Description of the task: Write out all lines holding the word "activités".

* Start Available records *

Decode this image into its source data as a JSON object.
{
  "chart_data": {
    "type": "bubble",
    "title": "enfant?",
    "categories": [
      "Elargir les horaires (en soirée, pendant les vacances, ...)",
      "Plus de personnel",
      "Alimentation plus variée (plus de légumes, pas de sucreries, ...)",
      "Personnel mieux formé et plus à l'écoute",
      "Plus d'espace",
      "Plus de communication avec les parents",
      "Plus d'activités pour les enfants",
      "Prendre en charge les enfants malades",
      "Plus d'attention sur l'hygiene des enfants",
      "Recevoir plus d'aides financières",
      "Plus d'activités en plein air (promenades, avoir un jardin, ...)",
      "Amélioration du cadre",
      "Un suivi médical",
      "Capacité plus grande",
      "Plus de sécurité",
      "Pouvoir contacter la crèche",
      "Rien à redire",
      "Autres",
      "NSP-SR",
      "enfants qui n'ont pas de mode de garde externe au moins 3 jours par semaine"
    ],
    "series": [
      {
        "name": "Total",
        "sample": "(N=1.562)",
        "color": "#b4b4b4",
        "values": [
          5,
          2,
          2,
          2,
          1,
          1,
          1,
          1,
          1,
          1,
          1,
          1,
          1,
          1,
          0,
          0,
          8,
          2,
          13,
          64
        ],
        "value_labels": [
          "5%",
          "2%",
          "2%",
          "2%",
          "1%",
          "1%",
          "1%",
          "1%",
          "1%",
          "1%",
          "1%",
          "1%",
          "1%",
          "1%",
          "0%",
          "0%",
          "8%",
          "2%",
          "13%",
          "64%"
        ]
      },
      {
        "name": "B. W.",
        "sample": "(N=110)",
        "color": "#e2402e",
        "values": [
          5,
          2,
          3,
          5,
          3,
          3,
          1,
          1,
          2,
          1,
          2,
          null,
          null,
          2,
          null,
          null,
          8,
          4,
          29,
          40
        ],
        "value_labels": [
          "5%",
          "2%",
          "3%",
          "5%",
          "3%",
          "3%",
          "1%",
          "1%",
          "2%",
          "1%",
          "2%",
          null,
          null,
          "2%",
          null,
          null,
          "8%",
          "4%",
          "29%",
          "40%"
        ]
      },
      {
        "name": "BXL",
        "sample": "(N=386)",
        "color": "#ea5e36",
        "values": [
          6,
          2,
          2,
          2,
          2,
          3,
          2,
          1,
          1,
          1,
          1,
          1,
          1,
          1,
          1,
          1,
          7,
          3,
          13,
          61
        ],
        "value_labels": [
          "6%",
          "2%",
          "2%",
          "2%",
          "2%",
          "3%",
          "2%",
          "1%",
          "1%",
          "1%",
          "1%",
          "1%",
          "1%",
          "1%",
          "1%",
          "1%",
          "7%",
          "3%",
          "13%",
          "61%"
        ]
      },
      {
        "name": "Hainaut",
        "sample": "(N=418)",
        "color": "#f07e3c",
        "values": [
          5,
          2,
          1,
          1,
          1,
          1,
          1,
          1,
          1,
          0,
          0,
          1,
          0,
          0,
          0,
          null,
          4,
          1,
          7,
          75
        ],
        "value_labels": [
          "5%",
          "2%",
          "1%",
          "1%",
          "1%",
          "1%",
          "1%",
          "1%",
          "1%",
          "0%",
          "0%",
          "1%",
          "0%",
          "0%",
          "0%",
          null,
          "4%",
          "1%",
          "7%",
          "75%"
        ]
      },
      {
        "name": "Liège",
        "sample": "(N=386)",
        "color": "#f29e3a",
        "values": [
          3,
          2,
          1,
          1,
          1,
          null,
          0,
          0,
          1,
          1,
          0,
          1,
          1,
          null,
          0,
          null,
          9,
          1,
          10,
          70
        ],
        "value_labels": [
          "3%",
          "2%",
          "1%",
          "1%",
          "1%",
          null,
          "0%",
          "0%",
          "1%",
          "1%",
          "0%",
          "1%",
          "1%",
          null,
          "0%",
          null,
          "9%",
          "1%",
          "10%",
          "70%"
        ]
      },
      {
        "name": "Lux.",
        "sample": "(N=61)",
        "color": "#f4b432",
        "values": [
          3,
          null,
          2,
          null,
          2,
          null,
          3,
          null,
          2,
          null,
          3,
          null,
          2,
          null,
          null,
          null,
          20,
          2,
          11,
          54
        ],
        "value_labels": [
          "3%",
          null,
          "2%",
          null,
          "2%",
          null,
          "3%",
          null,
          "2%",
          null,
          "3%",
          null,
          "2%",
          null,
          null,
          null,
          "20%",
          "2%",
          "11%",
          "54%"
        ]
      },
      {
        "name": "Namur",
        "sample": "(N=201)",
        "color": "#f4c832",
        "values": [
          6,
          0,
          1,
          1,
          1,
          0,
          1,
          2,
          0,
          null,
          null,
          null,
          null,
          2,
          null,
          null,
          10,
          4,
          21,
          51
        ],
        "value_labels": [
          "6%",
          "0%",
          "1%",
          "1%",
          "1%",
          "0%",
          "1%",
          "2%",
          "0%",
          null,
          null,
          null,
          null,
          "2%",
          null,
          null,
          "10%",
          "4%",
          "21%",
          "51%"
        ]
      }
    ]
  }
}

* End Available records *

Correct answer:
      "Plus d'activités pour les enfants",
      "Plus d'activités en plein air (promenades, avoir un jardin, ...)",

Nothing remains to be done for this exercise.